• Selected excerpt:
►

Mary Raymond's house on Lowhill Road. -- 1978

For as long as I knew my Grandmother, Mary Raymond, she lived alone.  My grandfather, unfortunately, passed away long before I was born.  I've never known a woman as tough as Mary Raymond.  Tough mentally, spiritually, and physically.  By the time I had become part of the story she had lived through the Great Depression, World War II, the death of her husband, and had raised four boys (my father being the youngest).  She was an active member in her church and rarely, if ever, missed Sunday Mass.  On her own she would mow her massive yard, paint the railings on her porch, and almost daily carry water up from the spring that cut through the yard.  Yet, she was always the optimist...seeing good and beauty in everything.  She would religiously root for her Pittsburgh Pirates and Steelers...always hoping that they would "bring home a winner" but still loving them when they lost.  Mary Raymond never tried to rid her yard of dandelions...instead she would comment on how colorful they made the yard look.  Daily, Grandma would work on her crossword puzzles while she drank her morning coffee which, she would say, always "hit the spot."

◄

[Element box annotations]
►

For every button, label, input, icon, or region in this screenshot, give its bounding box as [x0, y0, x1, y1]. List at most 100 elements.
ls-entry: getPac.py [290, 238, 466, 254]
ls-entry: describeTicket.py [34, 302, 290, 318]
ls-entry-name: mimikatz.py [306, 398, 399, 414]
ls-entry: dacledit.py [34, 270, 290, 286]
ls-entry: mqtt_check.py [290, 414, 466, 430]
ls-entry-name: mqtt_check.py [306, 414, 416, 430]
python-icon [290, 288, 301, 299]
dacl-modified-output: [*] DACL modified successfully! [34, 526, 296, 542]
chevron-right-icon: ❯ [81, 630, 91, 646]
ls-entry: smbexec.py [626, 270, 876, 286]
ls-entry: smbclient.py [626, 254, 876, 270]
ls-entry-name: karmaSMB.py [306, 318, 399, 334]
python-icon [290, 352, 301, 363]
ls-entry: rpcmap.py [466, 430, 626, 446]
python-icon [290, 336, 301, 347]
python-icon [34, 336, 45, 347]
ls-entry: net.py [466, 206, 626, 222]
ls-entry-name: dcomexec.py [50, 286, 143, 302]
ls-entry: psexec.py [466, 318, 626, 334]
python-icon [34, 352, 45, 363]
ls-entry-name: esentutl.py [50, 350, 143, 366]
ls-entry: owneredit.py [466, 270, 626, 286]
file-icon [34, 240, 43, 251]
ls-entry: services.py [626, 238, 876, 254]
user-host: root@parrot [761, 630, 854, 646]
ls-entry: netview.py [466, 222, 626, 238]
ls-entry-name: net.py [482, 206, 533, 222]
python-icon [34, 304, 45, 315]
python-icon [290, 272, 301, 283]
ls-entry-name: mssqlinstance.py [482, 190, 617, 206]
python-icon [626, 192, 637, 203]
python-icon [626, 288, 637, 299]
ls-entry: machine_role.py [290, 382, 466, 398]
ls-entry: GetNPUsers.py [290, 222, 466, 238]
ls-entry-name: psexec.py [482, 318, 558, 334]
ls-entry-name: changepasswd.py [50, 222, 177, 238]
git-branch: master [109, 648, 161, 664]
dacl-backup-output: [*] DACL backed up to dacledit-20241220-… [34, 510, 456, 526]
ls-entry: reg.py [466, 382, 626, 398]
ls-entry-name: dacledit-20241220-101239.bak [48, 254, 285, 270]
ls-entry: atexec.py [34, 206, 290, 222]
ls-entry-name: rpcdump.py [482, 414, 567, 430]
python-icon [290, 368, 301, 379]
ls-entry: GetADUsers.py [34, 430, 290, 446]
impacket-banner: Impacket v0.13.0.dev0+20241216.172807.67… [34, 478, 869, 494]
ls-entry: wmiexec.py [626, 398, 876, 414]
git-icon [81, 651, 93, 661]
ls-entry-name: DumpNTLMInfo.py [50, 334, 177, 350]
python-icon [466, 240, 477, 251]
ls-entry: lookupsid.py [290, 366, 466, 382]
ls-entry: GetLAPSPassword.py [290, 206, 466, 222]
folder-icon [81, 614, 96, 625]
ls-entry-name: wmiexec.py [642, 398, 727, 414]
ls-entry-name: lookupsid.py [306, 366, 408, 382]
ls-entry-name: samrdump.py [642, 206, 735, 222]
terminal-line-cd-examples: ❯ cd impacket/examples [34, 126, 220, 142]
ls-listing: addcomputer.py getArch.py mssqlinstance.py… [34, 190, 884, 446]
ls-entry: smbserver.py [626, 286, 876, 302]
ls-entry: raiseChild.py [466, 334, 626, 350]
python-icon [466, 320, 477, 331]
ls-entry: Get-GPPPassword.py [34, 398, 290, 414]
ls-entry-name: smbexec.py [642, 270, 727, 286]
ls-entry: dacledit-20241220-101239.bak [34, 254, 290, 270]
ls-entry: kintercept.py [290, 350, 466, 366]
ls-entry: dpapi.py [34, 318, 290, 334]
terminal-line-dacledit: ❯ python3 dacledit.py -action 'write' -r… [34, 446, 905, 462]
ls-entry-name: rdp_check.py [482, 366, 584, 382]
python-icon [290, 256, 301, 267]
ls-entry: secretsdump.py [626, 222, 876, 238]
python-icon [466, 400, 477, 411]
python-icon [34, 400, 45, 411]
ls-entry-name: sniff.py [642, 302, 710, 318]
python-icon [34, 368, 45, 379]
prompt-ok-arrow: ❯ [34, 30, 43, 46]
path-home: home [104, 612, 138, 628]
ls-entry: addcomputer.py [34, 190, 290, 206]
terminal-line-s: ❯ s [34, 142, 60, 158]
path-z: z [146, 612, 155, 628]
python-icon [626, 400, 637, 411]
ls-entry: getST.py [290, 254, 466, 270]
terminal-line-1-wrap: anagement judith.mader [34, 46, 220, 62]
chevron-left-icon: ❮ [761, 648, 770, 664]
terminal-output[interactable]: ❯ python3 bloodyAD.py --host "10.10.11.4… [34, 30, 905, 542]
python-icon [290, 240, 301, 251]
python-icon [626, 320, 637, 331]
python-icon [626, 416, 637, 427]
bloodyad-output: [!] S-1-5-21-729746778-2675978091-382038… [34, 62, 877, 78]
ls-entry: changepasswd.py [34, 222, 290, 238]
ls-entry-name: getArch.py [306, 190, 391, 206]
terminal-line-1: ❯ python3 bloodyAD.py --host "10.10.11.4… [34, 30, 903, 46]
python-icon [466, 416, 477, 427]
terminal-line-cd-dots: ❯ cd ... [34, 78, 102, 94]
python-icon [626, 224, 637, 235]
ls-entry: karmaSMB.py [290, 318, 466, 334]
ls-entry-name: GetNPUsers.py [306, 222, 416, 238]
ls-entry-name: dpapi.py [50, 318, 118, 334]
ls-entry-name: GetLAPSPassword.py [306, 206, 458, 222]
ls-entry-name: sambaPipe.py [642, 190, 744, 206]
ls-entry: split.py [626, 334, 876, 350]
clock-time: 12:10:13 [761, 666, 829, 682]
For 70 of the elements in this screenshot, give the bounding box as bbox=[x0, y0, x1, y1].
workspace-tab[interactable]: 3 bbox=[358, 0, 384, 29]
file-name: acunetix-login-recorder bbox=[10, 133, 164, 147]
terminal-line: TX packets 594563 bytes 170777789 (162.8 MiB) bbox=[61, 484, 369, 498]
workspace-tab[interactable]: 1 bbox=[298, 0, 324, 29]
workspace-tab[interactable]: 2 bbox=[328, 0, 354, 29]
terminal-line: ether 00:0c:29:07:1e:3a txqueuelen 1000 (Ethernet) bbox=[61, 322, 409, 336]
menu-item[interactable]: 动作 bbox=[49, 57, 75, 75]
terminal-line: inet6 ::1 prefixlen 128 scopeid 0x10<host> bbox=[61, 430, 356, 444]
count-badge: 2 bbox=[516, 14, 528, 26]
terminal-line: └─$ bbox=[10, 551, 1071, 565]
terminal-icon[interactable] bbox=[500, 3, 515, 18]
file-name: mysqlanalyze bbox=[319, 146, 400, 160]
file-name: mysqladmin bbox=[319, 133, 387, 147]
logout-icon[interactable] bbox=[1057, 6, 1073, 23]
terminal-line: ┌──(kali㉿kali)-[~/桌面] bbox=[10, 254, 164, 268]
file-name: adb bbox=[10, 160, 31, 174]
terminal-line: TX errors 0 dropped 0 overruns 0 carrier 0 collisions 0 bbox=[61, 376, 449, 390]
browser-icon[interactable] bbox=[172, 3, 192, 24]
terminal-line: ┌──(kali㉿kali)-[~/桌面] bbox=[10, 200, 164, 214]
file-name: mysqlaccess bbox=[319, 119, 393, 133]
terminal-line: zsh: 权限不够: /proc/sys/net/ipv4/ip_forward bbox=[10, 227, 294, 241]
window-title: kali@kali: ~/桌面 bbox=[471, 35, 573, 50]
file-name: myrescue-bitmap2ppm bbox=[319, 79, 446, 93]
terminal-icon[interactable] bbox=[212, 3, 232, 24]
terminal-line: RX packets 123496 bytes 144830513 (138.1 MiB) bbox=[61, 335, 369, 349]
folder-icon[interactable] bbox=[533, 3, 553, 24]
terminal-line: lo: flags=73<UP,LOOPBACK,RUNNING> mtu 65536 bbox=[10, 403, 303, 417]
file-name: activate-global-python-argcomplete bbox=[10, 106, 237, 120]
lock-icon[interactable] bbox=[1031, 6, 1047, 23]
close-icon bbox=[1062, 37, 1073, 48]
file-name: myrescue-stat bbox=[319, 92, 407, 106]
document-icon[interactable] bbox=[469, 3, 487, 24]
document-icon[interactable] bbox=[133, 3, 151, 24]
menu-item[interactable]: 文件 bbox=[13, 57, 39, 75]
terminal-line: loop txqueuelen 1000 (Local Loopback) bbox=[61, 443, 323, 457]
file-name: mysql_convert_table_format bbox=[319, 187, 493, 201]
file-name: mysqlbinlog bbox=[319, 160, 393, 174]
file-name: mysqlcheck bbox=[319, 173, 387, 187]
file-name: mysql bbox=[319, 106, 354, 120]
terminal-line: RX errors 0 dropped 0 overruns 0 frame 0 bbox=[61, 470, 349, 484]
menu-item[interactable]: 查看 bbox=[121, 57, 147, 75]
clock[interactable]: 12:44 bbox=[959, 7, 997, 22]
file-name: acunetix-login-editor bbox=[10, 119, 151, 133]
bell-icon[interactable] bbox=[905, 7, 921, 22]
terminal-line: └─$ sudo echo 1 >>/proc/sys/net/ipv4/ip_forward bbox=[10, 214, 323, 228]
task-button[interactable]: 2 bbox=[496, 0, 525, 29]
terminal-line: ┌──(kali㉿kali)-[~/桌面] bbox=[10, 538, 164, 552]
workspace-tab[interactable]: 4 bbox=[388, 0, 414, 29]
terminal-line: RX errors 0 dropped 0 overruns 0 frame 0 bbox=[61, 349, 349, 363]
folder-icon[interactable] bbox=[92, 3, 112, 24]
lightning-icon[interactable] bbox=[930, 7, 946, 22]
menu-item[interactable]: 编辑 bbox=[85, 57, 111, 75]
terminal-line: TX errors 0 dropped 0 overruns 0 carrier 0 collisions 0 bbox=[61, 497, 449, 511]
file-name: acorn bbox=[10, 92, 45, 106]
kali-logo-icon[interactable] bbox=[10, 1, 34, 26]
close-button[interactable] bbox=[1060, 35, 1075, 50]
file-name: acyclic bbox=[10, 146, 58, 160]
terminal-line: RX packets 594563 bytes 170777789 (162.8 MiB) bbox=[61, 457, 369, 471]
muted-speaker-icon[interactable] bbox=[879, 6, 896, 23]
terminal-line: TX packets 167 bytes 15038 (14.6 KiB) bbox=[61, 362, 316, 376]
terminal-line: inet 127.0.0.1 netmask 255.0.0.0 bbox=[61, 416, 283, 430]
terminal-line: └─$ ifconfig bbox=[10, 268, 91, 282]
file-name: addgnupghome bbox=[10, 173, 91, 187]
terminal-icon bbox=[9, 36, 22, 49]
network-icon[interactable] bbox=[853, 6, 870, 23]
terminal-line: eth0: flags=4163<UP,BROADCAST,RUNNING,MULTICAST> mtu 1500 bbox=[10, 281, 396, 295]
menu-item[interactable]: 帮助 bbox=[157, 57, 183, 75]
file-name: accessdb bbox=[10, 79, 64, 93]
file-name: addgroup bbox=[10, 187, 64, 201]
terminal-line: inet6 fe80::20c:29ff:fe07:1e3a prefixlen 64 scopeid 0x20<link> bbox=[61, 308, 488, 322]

◄

• Instruction A: Please say whether each statement agrees with the recollection of Mary Raymond, answering yes or no and quoting the words of the text that decide it: (i) Mary Raymond raised four sons. (ii) Mary Raymond tried to get rid of the dandelions in her yard. (iii) Mary Raymond stopped loving the Pirates and Steelers when they lost.
• Instruction B: Write a continuation of the recollection of Mary Raymond, starting right after its last sentence.
The records play no part in what is asked here.

• Exercise output A:
(i) Yes: "had raised four boys (my father being the youngest)"
(ii) No: "Mary Raymond never tried to rid her yard of dandelions"
(iii) No: "but still loving them when they lost"

• Exercise output B:
My Grandmother, Mary Raymond -- Christmas Day 1986

Freshly baked bread was my absolutely favorite smell that came out of Baba's kitchen.  There was always a loaf waiting for us when we arrived.  I can picture the homemade bread sitting next to the knife and the crumbs on the cutting board on the kitchen table.  Grandma's homemade bread had a dark, tough crust...but man, the inside of it was so fresh and soft.  I loved it.  For breakfast, Baba would essentially fry eggs by floating them on top of a layer of sizzling butter.  Not the healthiest way to make eggs...but one of the tastiest!   There were also a few meals that I considered a little questionable...huge pots of sauerkraut soup and one of my father's favorites....something he loved, but even my mother turned her nose up at...fried mush.  I'm still not quite sure what that was.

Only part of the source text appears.